_WHAT IS REQUIRED:_ Narrow the data below down to the lines containing "constipation".

=== EXTRACTED RECORDS ===

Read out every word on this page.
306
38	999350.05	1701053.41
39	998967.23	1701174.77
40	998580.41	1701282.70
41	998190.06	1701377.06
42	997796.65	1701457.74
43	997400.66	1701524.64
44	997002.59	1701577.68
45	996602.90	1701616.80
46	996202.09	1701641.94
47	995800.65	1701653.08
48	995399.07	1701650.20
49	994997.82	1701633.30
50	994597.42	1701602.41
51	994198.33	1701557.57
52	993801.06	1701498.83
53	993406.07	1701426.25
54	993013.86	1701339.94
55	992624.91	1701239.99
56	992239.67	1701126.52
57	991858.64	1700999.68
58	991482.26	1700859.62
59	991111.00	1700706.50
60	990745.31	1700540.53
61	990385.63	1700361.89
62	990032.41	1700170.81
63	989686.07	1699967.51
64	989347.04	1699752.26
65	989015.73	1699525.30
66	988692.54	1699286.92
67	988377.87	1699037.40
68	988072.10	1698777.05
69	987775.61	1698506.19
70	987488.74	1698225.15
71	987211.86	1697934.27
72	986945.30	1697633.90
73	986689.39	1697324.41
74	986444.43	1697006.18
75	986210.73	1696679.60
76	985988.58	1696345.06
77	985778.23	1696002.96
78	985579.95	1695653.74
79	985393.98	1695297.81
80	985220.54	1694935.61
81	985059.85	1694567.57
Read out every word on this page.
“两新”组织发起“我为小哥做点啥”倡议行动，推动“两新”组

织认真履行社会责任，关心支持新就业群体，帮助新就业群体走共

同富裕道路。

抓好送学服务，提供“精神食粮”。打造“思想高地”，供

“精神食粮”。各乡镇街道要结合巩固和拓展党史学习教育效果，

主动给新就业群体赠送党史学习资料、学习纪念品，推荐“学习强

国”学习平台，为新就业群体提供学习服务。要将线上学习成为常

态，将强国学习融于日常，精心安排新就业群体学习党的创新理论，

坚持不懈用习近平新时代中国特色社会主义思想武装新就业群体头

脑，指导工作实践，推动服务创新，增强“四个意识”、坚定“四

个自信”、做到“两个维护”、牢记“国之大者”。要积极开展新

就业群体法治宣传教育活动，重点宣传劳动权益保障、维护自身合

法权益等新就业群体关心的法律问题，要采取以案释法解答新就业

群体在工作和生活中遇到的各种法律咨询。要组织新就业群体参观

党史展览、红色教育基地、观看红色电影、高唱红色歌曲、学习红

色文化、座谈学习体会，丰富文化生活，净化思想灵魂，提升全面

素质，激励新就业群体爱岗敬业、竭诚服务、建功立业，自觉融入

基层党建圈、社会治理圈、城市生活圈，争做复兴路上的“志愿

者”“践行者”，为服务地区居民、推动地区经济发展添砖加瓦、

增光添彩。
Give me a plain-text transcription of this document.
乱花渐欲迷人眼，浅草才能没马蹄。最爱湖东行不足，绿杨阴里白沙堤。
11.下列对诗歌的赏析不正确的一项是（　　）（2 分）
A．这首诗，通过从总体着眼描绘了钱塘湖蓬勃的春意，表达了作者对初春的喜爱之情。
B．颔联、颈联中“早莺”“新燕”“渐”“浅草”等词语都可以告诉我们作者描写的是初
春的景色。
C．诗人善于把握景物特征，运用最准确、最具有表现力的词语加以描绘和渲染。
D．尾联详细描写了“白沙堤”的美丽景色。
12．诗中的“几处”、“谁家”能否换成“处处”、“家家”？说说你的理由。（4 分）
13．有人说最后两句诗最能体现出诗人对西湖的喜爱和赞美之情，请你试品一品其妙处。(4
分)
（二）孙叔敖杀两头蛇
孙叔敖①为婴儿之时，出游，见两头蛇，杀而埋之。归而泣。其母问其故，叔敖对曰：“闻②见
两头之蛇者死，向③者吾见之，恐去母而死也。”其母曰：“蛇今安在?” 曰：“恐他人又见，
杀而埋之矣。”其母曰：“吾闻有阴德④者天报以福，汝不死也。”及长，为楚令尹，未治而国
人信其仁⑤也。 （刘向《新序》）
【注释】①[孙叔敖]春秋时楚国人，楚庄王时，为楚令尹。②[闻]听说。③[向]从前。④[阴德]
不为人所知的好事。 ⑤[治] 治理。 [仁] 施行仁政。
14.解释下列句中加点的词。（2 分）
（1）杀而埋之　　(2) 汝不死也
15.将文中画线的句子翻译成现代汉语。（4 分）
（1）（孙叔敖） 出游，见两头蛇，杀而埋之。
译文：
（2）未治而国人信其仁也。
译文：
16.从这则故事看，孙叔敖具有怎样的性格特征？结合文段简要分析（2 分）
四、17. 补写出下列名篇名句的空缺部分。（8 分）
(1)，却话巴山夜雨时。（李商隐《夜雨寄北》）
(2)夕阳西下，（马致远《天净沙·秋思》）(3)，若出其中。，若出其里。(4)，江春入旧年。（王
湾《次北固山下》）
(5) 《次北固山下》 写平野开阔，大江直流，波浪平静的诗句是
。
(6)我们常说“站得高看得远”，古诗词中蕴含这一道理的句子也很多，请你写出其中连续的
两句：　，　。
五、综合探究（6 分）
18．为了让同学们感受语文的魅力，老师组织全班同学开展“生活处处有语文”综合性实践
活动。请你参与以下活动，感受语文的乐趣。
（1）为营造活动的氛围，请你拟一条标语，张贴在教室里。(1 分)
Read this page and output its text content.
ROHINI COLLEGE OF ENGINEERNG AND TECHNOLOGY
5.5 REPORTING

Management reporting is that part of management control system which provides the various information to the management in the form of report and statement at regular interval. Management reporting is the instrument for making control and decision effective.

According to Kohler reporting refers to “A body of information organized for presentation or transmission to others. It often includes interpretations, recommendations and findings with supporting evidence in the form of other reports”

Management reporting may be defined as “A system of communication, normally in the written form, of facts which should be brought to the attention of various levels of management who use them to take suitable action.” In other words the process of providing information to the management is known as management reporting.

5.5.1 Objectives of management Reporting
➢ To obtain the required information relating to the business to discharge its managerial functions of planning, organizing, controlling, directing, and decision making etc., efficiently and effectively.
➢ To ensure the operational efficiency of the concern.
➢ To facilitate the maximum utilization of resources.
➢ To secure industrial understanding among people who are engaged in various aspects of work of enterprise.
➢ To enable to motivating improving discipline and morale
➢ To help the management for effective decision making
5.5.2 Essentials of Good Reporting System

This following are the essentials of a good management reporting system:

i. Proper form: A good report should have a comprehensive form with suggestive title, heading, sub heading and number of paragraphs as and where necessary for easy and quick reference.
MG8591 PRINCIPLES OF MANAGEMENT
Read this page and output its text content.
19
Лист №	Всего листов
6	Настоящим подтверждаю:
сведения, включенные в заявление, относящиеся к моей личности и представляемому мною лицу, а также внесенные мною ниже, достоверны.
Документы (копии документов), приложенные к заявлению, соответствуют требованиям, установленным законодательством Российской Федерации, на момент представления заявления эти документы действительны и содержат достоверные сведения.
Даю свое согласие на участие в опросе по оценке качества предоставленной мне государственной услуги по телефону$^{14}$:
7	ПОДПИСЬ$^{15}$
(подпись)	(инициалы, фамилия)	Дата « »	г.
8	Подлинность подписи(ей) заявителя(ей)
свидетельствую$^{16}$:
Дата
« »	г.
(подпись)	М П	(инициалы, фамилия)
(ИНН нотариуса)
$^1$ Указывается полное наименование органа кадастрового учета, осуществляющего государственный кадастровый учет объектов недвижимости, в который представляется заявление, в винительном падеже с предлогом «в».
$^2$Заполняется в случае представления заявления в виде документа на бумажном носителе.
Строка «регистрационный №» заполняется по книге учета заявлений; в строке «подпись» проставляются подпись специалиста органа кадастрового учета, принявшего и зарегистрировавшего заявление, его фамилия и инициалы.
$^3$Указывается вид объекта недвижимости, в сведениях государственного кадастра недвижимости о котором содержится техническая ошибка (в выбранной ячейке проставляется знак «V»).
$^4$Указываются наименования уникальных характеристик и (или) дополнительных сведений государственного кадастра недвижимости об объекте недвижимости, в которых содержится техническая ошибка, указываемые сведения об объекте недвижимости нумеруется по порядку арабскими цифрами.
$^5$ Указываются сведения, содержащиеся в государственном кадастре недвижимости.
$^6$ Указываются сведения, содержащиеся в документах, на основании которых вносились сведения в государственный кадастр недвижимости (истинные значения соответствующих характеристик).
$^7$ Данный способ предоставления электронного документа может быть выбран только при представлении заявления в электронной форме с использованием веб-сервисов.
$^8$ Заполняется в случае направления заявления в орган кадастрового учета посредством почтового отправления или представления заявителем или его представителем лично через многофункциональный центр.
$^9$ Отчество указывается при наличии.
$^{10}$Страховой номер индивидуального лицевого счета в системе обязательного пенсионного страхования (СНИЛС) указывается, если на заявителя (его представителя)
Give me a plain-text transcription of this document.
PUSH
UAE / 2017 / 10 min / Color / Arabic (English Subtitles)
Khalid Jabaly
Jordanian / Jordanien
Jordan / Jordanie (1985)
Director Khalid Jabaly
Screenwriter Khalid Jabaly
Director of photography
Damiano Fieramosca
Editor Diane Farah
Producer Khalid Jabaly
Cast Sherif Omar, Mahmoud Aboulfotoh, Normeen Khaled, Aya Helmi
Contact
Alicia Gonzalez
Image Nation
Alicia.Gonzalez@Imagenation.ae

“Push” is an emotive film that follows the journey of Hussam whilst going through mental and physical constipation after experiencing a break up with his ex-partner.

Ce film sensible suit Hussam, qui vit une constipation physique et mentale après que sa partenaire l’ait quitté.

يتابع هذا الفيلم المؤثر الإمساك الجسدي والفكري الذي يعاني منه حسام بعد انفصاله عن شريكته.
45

===

_COMPLETED TASK:_
“Push” is an emotive film that follows the journey of Hussam whilst going through mental and physical constipation after experiencing a break up with his ex-partner.
Ce film sensible suit Hussam, qui vit une constipation physique et mentale après que sa partenaire l’ait quitté.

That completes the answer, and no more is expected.